Items from a figure collection
○ ○ ○

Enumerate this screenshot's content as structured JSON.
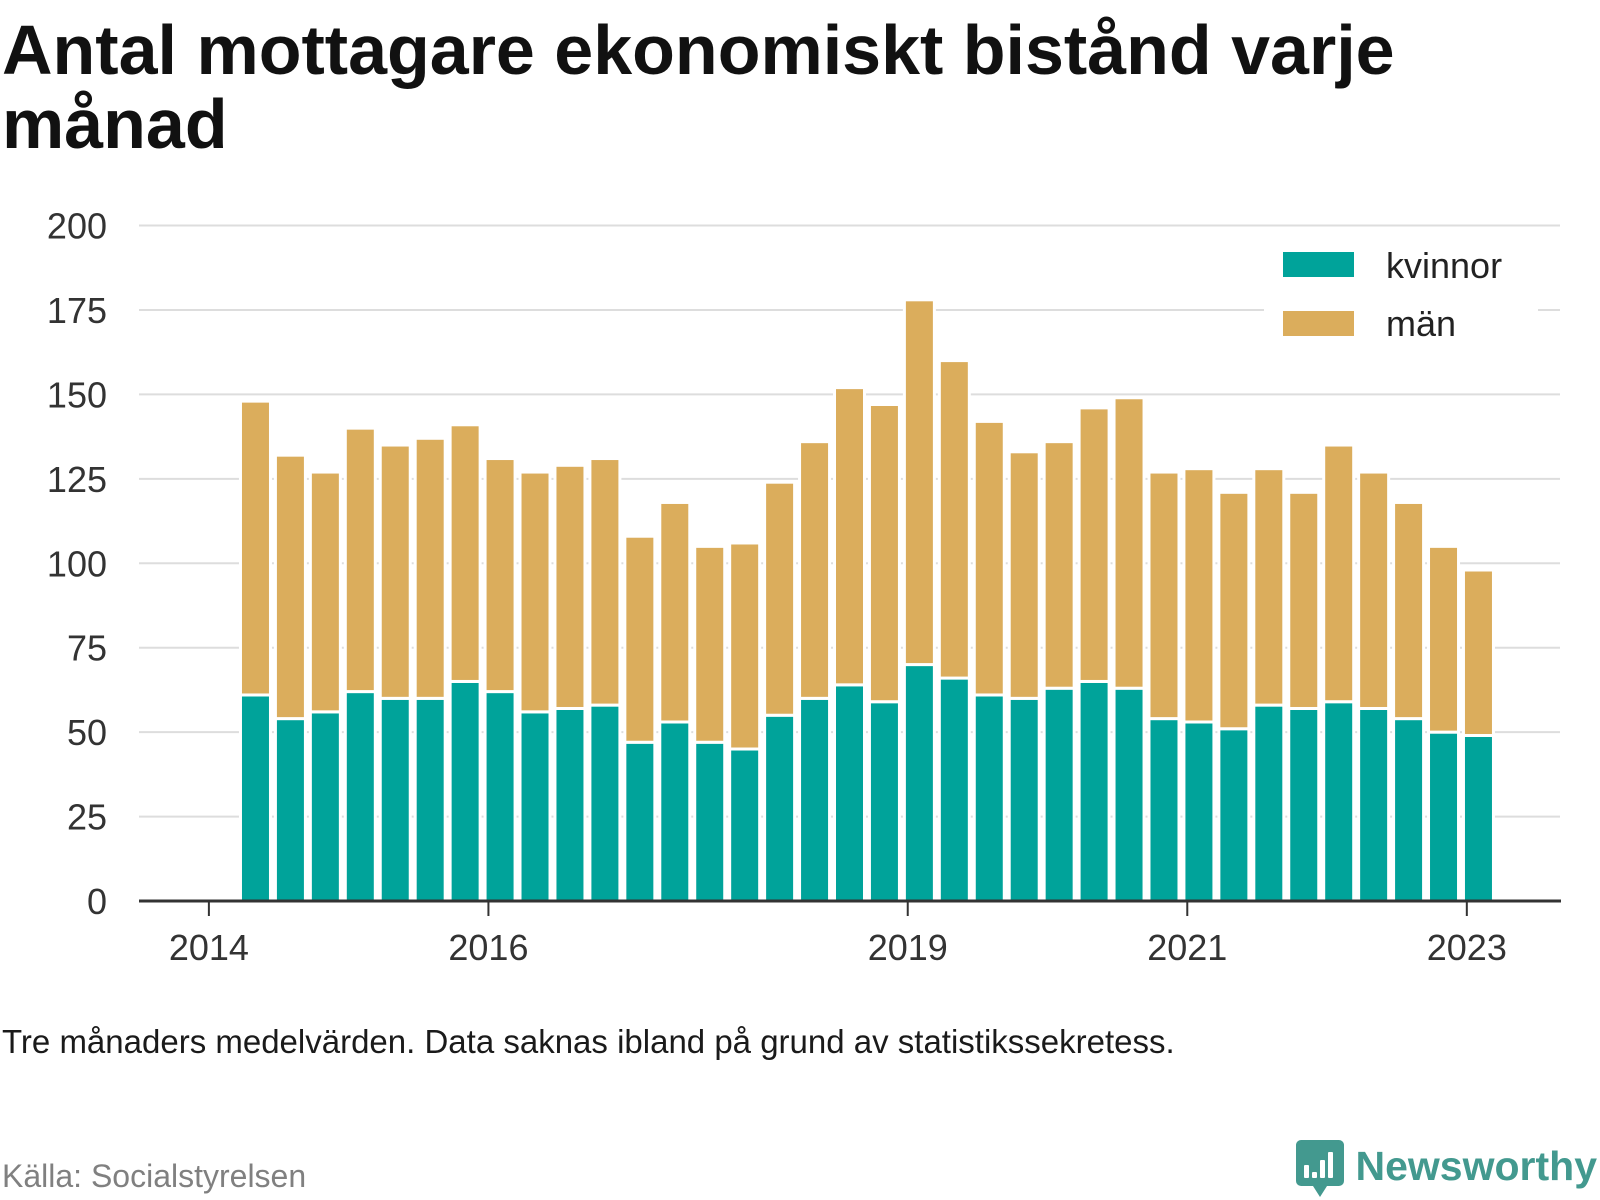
{
  "chart_data": {
    "type": "bar",
    "stacked": true,
    "title": "Antal mottagare ekonomiskt bistånd varje månad",
    "x": [
      "2014-05",
      "2014-08",
      "2014-11",
      "2015-02",
      "2015-05",
      "2015-08",
      "2015-11",
      "2016-02",
      "2016-05",
      "2016-08",
      "2016-11",
      "2017-02",
      "2017-05",
      "2017-08",
      "2017-11",
      "2018-02",
      "2018-05",
      "2018-08",
      "2018-11",
      "2019-02",
      "2019-05",
      "2019-08",
      "2019-11",
      "2020-02",
      "2020-05",
      "2020-08",
      "2020-11",
      "2021-02",
      "2021-05",
      "2021-08",
      "2021-11",
      "2022-02",
      "2022-05",
      "2022-08",
      "2022-11",
      "2023-02"
    ],
    "xticks": [
      "2014",
      "2016",
      "2019",
      "2021",
      "2023"
    ],
    "xlim": [
      "2013-07",
      "2023-09"
    ],
    "yticks": [
      0,
      25,
      50,
      75,
      100,
      125,
      150,
      175,
      200
    ],
    "ylim": [
      0,
      200
    ],
    "grid": true,
    "legend": "top-right",
    "series": [
      {
        "name": "kvinnor",
        "color": "#00a39a",
        "values": [
          61,
          54,
          56,
          62,
          60,
          60,
          65,
          62,
          56,
          57,
          58,
          47,
          53,
          47,
          45,
          55,
          60,
          64,
          59,
          70,
          66,
          61,
          60,
          63,
          65,
          63,
          54,
          53,
          51,
          58,
          57,
          59,
          57,
          54,
          50,
          49
        ]
      },
      {
        "name": "män",
        "color": "#dbad5c",
        "values": [
          87,
          78,
          71,
          78,
          75,
          77,
          76,
          69,
          71,
          72,
          73,
          61,
          65,
          58,
          61,
          69,
          76,
          88,
          88,
          108,
          94,
          81,
          73,
          73,
          81,
          86,
          73,
          75,
          70,
          70,
          64,
          76,
          70,
          64,
          55,
          49
        ]
      }
    ]
  },
  "note": "Tre månaders medelvärden. Data saknas ibland på grund av statistikssekretess.",
  "source": "Källa: Socialstyrelsen",
  "logo": {
    "text": "Newsworthy",
    "icon": "newsworthy-bubble-chart-icon"
  },
  "colors": {
    "text": "#111111",
    "axis": "#333333",
    "grid": "#dddddd",
    "muted": "#808080",
    "brand": "#43998f"
  }
}
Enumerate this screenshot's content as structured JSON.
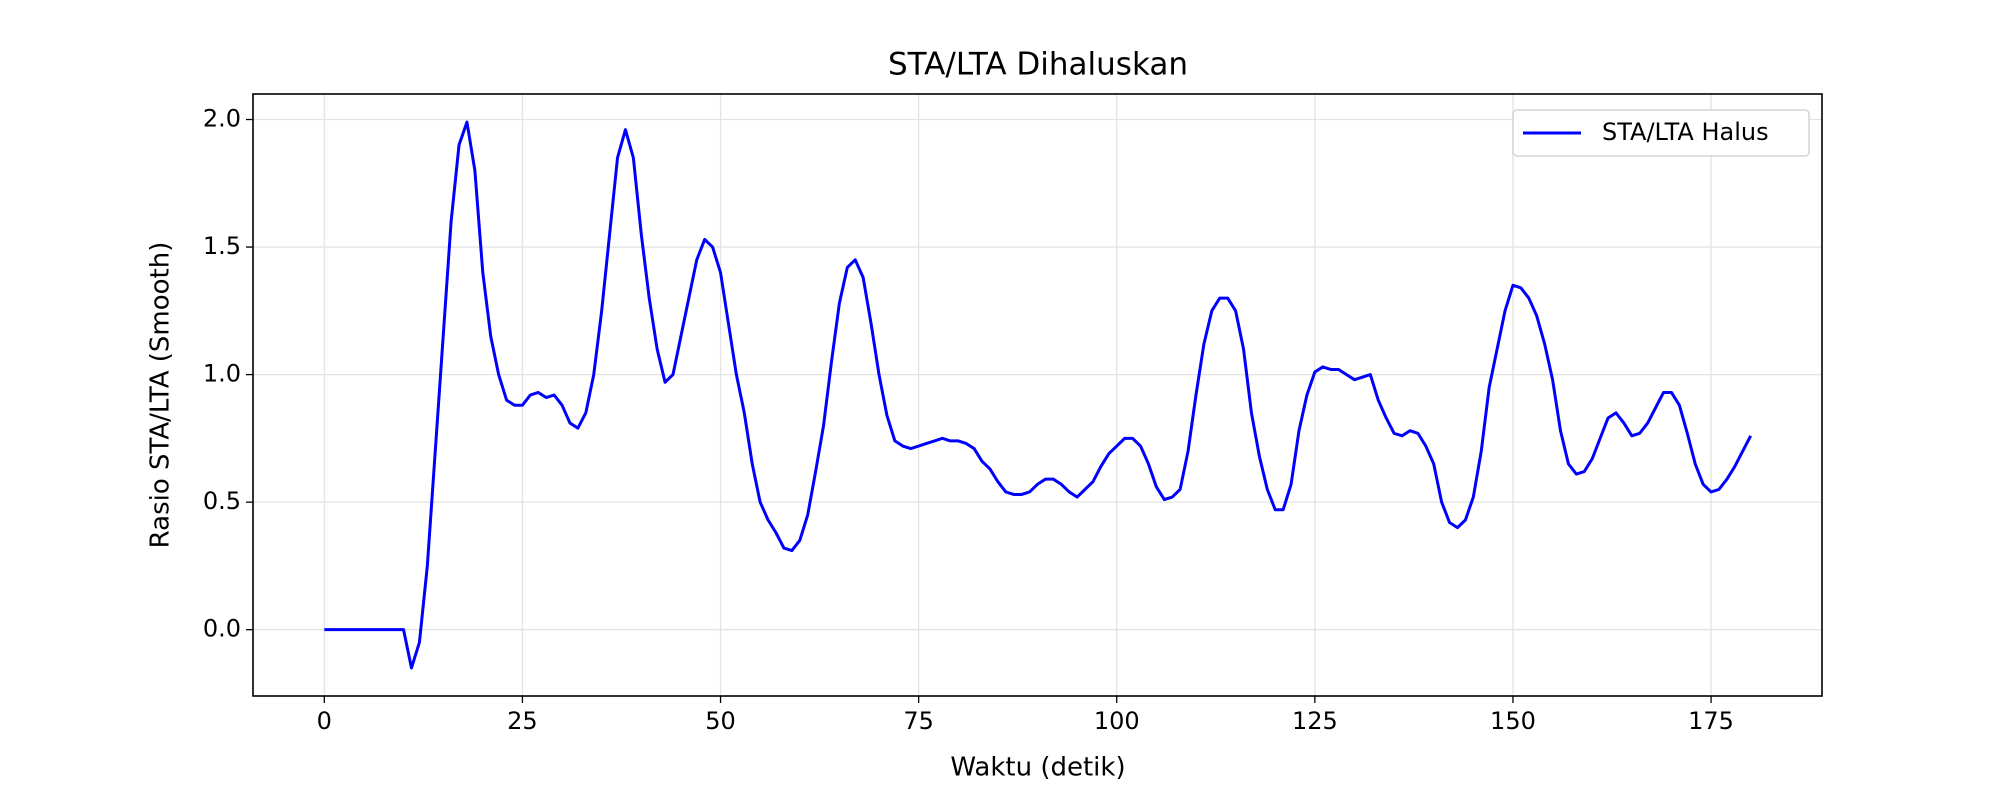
{
  "chart_data": {
    "type": "line",
    "title": "STA/LTA Dihaluskan",
    "xlabel": "Waktu (detik)",
    "ylabel": "Rasio STA/LTA (Smooth)",
    "x": [
      0,
      1,
      2,
      3,
      4,
      5,
      6,
      7,
      8,
      9,
      10,
      11,
      12,
      13,
      14,
      15,
      16,
      17,
      18,
      19,
      20,
      21,
      22,
      23,
      24,
      25,
      26,
      27,
      28,
      29,
      30,
      31,
      32,
      33,
      34,
      35,
      36,
      37,
      38,
      39,
      40,
      41,
      42,
      43,
      44,
      45,
      46,
      47,
      48,
      49,
      50,
      51,
      52,
      53,
      54,
      55,
      56,
      57,
      58,
      59,
      60,
      61,
      62,
      63,
      64,
      65,
      66,
      67,
      68,
      69,
      70,
      71,
      72,
      73,
      74,
      75,
      76,
      77,
      78,
      79,
      80,
      81,
      82,
      83,
      84,
      85,
      86,
      87,
      88,
      89,
      90,
      91,
      92,
      93,
      94,
      95,
      96,
      97,
      98,
      99,
      100,
      101,
      102,
      103,
      104,
      105,
      106,
      107,
      108,
      109,
      110,
      111,
      112,
      113,
      114,
      115,
      116,
      117,
      118,
      119,
      120,
      121,
      122,
      123,
      124,
      125,
      126,
      127,
      128,
      129,
      130,
      131,
      132,
      133,
      134,
      135,
      136,
      137,
      138,
      139,
      140,
      141,
      142,
      143,
      144,
      145,
      146,
      147,
      148,
      149,
      150,
      151,
      152,
      153,
      154,
      155,
      156,
      157,
      158,
      159,
      160,
      161,
      162,
      163,
      164,
      165,
      166,
      167,
      168,
      169,
      170,
      171,
      172,
      173,
      174,
      175,
      176,
      177,
      178,
      179,
      180
    ],
    "series": [
      {
        "name": "STA/LTA Halus",
        "color": "#0000ff",
        "values": [
          0,
          0,
          0,
          0,
          0,
          0,
          0,
          0,
          0,
          0,
          0,
          -0.15,
          -0.05,
          0.25,
          0.7,
          1.15,
          1.6,
          1.9,
          1.99,
          1.8,
          1.4,
          1.15,
          1.0,
          0.9,
          0.88,
          0.88,
          0.92,
          0.93,
          0.91,
          0.92,
          0.88,
          0.81,
          0.79,
          0.85,
          1.0,
          1.25,
          1.55,
          1.85,
          1.96,
          1.85,
          1.55,
          1.3,
          1.1,
          0.97,
          1.0,
          1.15,
          1.3,
          1.45,
          1.53,
          1.5,
          1.4,
          1.2,
          1.0,
          0.85,
          0.65,
          0.5,
          0.43,
          0.38,
          0.32,
          0.31,
          0.35,
          0.45,
          0.62,
          0.8,
          1.05,
          1.28,
          1.42,
          1.45,
          1.38,
          1.2,
          1.0,
          0.84,
          0.74,
          0.72,
          0.71,
          0.72,
          0.73,
          0.74,
          0.75,
          0.74,
          0.74,
          0.73,
          0.71,
          0.66,
          0.63,
          0.58,
          0.54,
          0.53,
          0.53,
          0.54,
          0.57,
          0.59,
          0.59,
          0.57,
          0.54,
          0.52,
          0.55,
          0.58,
          0.64,
          0.69,
          0.72,
          0.75,
          0.75,
          0.72,
          0.65,
          0.56,
          0.51,
          0.52,
          0.55,
          0.7,
          0.92,
          1.12,
          1.25,
          1.3,
          1.3,
          1.25,
          1.1,
          0.85,
          0.68,
          0.55,
          0.47,
          0.47,
          0.57,
          0.78,
          0.92,
          1.01,
          1.03,
          1.02,
          1.02,
          1.0,
          0.98,
          0.99,
          1.0,
          0.9,
          0.83,
          0.77,
          0.76,
          0.78,
          0.77,
          0.72,
          0.65,
          0.5,
          0.42,
          0.4,
          0.43,
          0.52,
          0.7,
          0.95,
          1.1,
          1.25,
          1.35,
          1.34,
          1.3,
          1.23,
          1.12,
          0.98,
          0.78,
          0.65,
          0.61,
          0.62,
          0.67,
          0.75,
          0.83,
          0.85,
          0.81,
          0.76,
          0.77,
          0.81,
          0.87,
          0.93,
          0.93,
          0.88,
          0.77,
          0.65,
          0.57,
          0.54,
          0.55,
          0.59,
          0.64,
          0.7,
          0.76
        ]
      }
    ],
    "xlim": [
      -9,
      189
    ],
    "ylim": [
      -0.26,
      2.1
    ],
    "xticks": [
      0,
      25,
      50,
      75,
      100,
      125,
      150,
      175
    ],
    "yticks": [
      {
        "value": 0,
        "label": "0.0"
      },
      0.5,
      {
        "value": 1,
        "label": "1.0"
      },
      1.5,
      {
        "value": 2,
        "label": "2.0"
      }
    ],
    "grid": true,
    "legend": "upper right"
  }
}
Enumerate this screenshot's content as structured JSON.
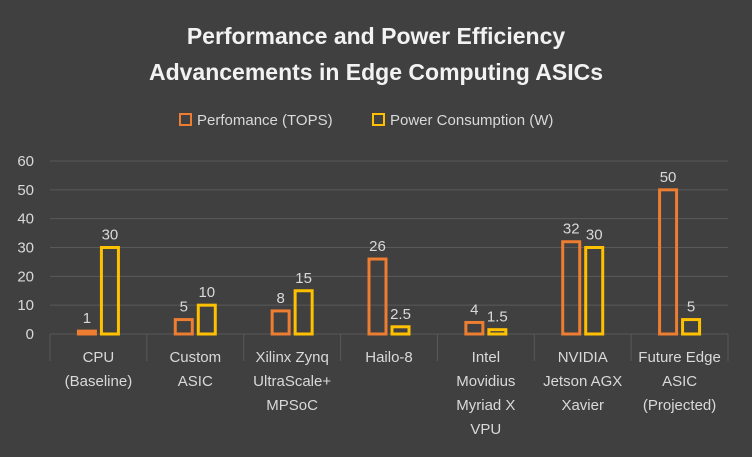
{
  "chart_data": {
    "type": "bar",
    "title_lines": [
      "Performance and Power Efficiency",
      "Advancements in Edge Computing ASICs"
    ],
    "categories": [
      [
        "CPU",
        "(Baseline)"
      ],
      [
        "Custom",
        "ASIC"
      ],
      [
        "Xilinx Zynq",
        "UltraScale+",
        "MPSoC"
      ],
      [
        "Hailo-8"
      ],
      [
        "Intel",
        "Movidius",
        "Myriad X",
        "VPU"
      ],
      [
        "NVIDIA",
        "Jetson AGX",
        "Xavier"
      ],
      [
        "Future Edge",
        "ASIC",
        "(Projected)"
      ]
    ],
    "series": [
      {
        "name": "Perfomance (TOPS)",
        "values": [
          1,
          5,
          8,
          26,
          4,
          32,
          50
        ],
        "labels": [
          "1",
          "5",
          "8",
          "26",
          "4",
          "32",
          "50"
        ],
        "color": "#ED7D31"
      },
      {
        "name": "Power Consumption (W)",
        "values": [
          30,
          10,
          15,
          2.5,
          1.5,
          30,
          5
        ],
        "labels": [
          "30",
          "10",
          "15",
          "2.5",
          "1.5",
          "30",
          "5"
        ],
        "color": "#FFC000"
      }
    ],
    "ylim": [
      0,
      60
    ],
    "yticks": [
      "0",
      "10",
      "20",
      "30",
      "40",
      "50",
      "60"
    ],
    "grid": true,
    "legend": "top",
    "colors": {
      "background": "#404040",
      "gridline": "#595959",
      "text": "#D9D9D9",
      "title": "#F2F2F2"
    }
  }
}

○ ○ ○

§ CHALLENGE
Check every line of the data above for the string "text", and copy those that have it.

§ IN RESPONSE
    "text": "Newsworthy",
    "text": "#111111",
      "text": "#D9D9D9",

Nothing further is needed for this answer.